Copy out every one of the lines below without changing anything, leaving out the pictures.

Data in this exercise -
= = = =
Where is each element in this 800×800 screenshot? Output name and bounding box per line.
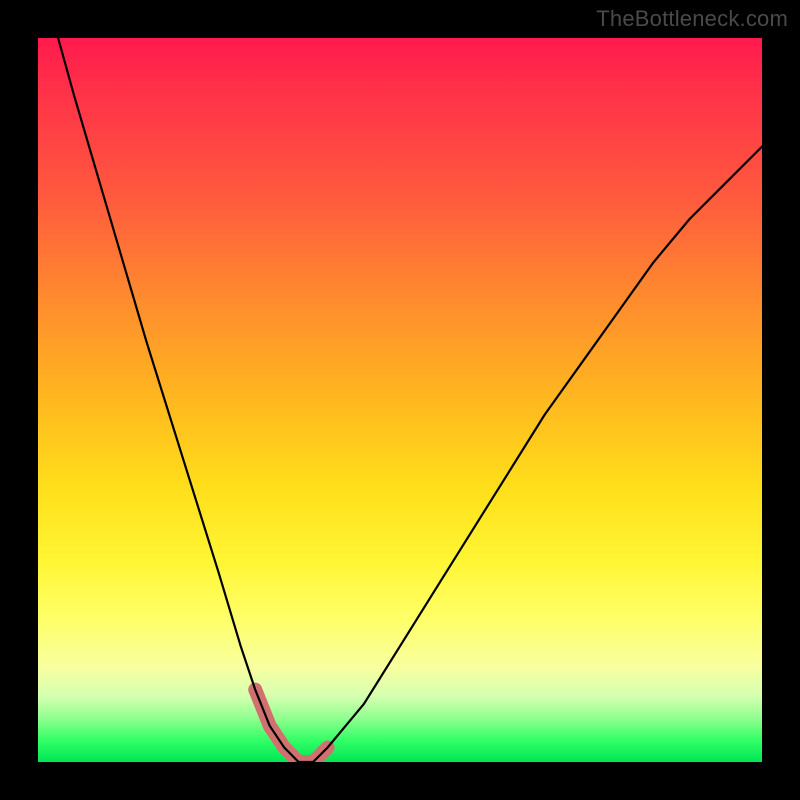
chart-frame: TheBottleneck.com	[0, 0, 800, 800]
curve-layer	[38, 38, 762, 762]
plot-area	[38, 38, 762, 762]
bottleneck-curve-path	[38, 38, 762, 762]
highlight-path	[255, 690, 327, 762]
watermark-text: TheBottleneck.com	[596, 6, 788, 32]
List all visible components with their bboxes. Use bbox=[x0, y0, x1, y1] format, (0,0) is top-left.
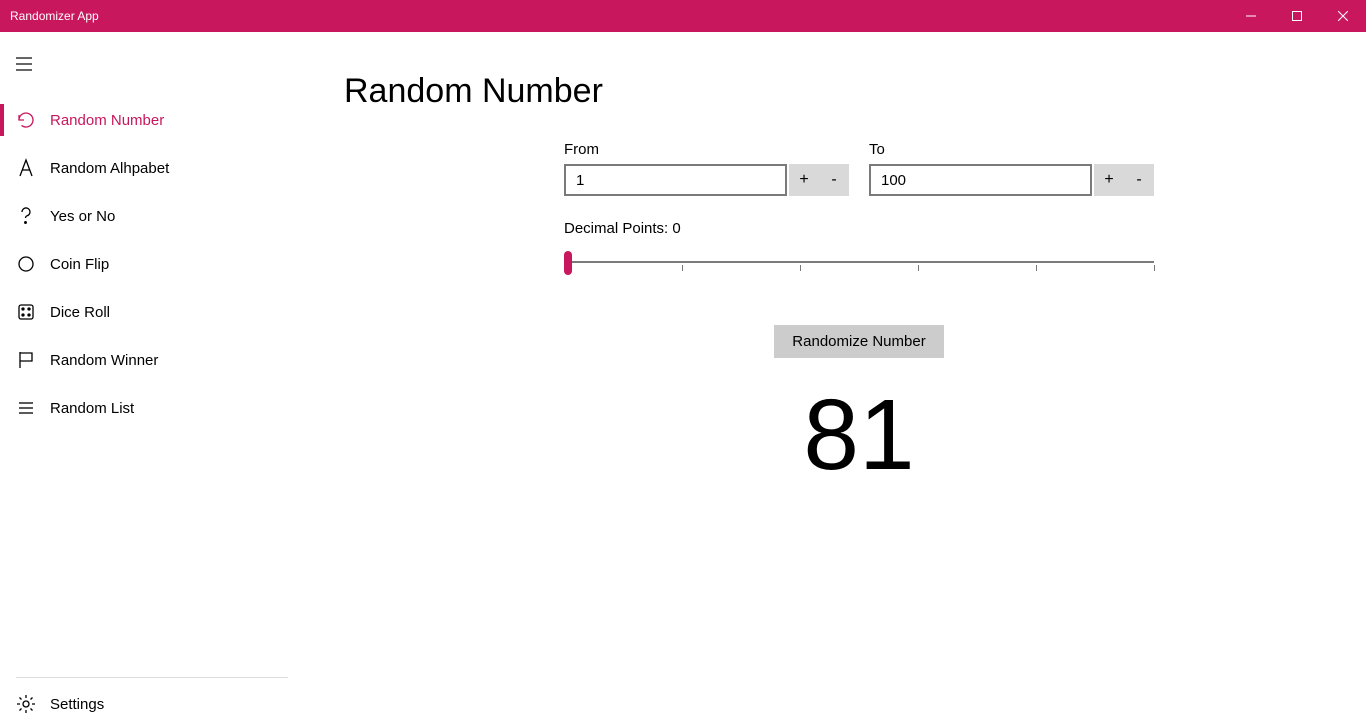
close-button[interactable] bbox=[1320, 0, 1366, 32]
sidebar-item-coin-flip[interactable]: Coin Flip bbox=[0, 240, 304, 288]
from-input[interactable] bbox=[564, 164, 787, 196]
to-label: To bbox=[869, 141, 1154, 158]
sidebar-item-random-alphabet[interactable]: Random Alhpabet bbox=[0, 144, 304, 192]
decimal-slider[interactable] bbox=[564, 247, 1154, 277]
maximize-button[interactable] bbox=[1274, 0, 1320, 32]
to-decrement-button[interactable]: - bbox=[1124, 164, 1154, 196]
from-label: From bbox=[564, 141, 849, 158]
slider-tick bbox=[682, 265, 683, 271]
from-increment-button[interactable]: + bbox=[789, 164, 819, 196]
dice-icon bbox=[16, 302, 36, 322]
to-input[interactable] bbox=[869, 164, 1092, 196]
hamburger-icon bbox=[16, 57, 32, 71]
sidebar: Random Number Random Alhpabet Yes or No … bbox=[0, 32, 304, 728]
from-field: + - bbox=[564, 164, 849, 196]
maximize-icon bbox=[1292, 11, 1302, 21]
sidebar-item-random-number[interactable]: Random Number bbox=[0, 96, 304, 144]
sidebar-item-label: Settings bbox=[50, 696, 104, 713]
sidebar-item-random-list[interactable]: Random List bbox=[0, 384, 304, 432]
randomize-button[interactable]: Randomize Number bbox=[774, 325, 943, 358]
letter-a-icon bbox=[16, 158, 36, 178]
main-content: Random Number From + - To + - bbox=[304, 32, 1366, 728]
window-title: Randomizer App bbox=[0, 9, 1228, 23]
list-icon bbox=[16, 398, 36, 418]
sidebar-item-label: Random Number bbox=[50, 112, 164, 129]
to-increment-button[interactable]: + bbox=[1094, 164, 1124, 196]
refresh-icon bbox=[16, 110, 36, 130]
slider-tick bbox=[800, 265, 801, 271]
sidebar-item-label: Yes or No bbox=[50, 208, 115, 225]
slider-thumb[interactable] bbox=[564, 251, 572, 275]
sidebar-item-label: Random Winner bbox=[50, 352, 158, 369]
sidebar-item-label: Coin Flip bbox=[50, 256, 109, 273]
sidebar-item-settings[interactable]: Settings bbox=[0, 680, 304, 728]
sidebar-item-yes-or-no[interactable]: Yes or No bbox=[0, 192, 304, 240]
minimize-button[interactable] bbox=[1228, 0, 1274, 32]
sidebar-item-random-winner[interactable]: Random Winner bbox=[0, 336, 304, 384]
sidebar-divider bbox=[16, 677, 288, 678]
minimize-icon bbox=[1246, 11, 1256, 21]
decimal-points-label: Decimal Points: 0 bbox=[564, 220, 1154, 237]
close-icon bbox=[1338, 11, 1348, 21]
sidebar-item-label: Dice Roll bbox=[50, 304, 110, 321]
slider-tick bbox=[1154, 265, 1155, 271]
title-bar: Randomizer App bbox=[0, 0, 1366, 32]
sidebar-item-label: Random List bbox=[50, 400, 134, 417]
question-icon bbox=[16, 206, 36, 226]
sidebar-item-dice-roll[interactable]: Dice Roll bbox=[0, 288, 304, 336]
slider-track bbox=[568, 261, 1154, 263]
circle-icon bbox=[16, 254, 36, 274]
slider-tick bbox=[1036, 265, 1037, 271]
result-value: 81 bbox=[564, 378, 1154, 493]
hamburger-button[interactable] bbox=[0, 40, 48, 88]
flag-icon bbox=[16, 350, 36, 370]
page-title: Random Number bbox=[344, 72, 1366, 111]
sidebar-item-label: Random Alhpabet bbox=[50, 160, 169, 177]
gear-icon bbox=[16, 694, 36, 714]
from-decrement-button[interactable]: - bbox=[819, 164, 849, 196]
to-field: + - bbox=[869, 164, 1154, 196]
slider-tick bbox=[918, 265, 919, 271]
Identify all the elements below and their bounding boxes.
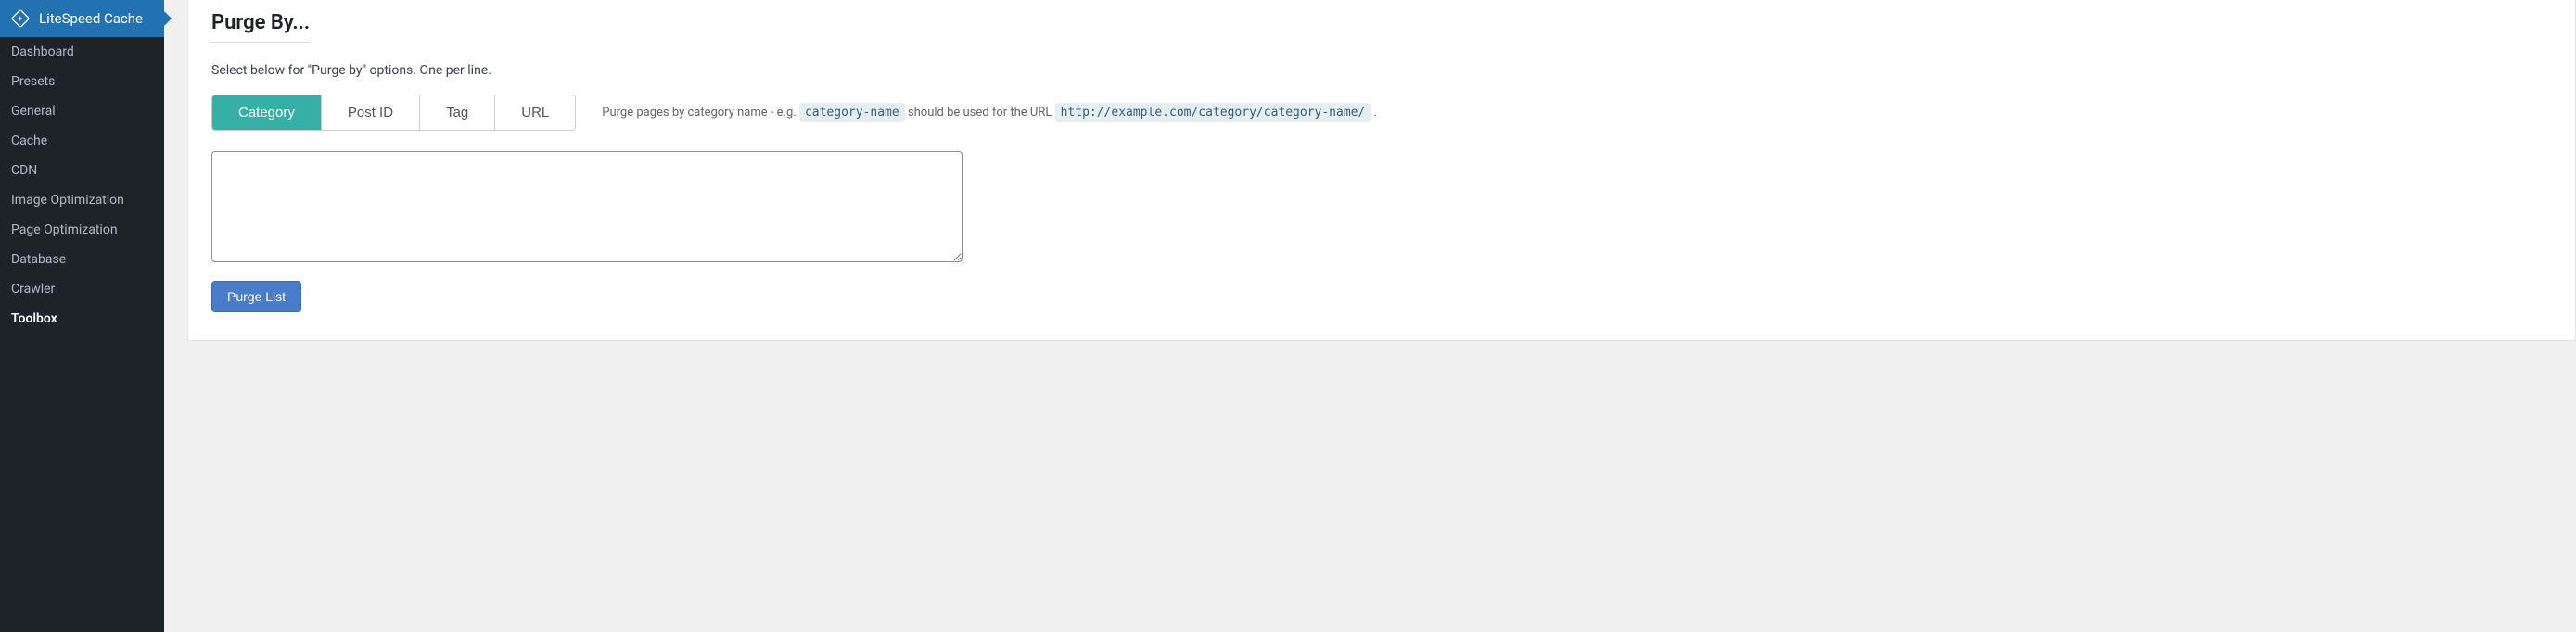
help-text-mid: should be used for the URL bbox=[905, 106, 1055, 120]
= = = =
Solved exercise -
Where is each element in this 800×800 screenshot? Output name and bounding box per line.
chart-frame: TheBottleneck.com	[0, 0, 800, 800]
curve-layer	[38, 38, 762, 762]
plot-area	[38, 38, 762, 762]
bottleneck-curve-path	[38, 38, 762, 762]
highlight-path	[255, 690, 327, 762]
watermark-text: TheBottleneck.com	[596, 6, 788, 32]
List all visible components with their bboxes. Use bbox=[x0, y0, x1, y1] format, (0,0) is top-left.
close-button[interactable] bbox=[1320, 0, 1366, 32]
sidebar-item-coin-flip[interactable]: Coin Flip bbox=[0, 240, 304, 288]
from-input[interactable] bbox=[564, 164, 787, 196]
to-label: To bbox=[869, 141, 1154, 158]
sidebar-item-random-alphabet[interactable]: Random Alhpabet bbox=[0, 144, 304, 192]
decimal-slider[interactable] bbox=[564, 247, 1154, 277]
maximize-button[interactable] bbox=[1274, 0, 1320, 32]
to-decrement-button[interactable]: - bbox=[1124, 164, 1154, 196]
from-label: From bbox=[564, 141, 849, 158]
slider-tick bbox=[682, 265, 683, 271]
from-increment-button[interactable]: + bbox=[789, 164, 819, 196]
dice-icon bbox=[16, 302, 36, 322]
to-input[interactable] bbox=[869, 164, 1092, 196]
hamburger-icon bbox=[16, 57, 32, 71]
sidebar: Random Number Random Alhpabet Yes or No … bbox=[0, 32, 304, 728]
from-field: + - bbox=[564, 164, 849, 196]
maximize-icon bbox=[1292, 11, 1302, 21]
sidebar-item-random-number[interactable]: Random Number bbox=[0, 96, 304, 144]
sidebar-item-label: Settings bbox=[50, 696, 104, 713]
sidebar-item-random-list[interactable]: Random List bbox=[0, 384, 304, 432]
randomize-button[interactable]: Randomize Number bbox=[774, 325, 943, 358]
letter-a-icon bbox=[16, 158, 36, 178]
main-content: Random Number From + - To + - bbox=[304, 32, 1366, 728]
window-title: Randomizer App bbox=[0, 9, 1228, 23]
list-icon bbox=[16, 398, 36, 418]
sidebar-item-label: Random Number bbox=[50, 112, 164, 129]
to-increment-button[interactable]: + bbox=[1094, 164, 1124, 196]
refresh-icon bbox=[16, 110, 36, 130]
slider-tick bbox=[800, 265, 801, 271]
sidebar-item-label: Yes or No bbox=[50, 208, 115, 225]
slider-thumb[interactable] bbox=[564, 251, 572, 275]
sidebar-item-label: Random Winner bbox=[50, 352, 158, 369]
sidebar-item-label: Coin Flip bbox=[50, 256, 109, 273]
sidebar-item-settings[interactable]: Settings bbox=[0, 680, 304, 728]
sidebar-item-yes-or-no[interactable]: Yes or No bbox=[0, 192, 304, 240]
minimize-button[interactable] bbox=[1228, 0, 1274, 32]
sidebar-item-random-winner[interactable]: Random Winner bbox=[0, 336, 304, 384]
sidebar-divider bbox=[16, 677, 288, 678]
minimize-icon bbox=[1246, 11, 1256, 21]
decimal-points-label: Decimal Points: 0 bbox=[564, 220, 1154, 237]
close-icon bbox=[1338, 11, 1348, 21]
sidebar-item-label: Dice Roll bbox=[50, 304, 110, 321]
slider-tick bbox=[1154, 265, 1155, 271]
title-bar: Randomizer App bbox=[0, 0, 1366, 32]
sidebar-item-label: Random List bbox=[50, 400, 134, 417]
question-icon bbox=[16, 206, 36, 226]
sidebar-item-dice-roll[interactable]: Dice Roll bbox=[0, 288, 304, 336]
slider-track bbox=[568, 261, 1154, 263]
circle-icon bbox=[16, 254, 36, 274]
slider-tick bbox=[1036, 265, 1037, 271]
result-value: 81 bbox=[564, 378, 1154, 493]
hamburger-button[interactable] bbox=[0, 40, 48, 88]
flag-icon bbox=[16, 350, 36, 370]
page-title: Random Number bbox=[344, 72, 1366, 111]
sidebar-item-label: Random Alhpabet bbox=[50, 160, 169, 177]
gear-icon bbox=[16, 694, 36, 714]
from-decrement-button[interactable]: - bbox=[819, 164, 849, 196]
to-field: + - bbox=[869, 164, 1154, 196]
slider-tick bbox=[918, 265, 919, 271]
Identify all the elements below and their bounding boxes.
help-text-mid: should be used for the URL bbox=[905, 106, 1055, 120]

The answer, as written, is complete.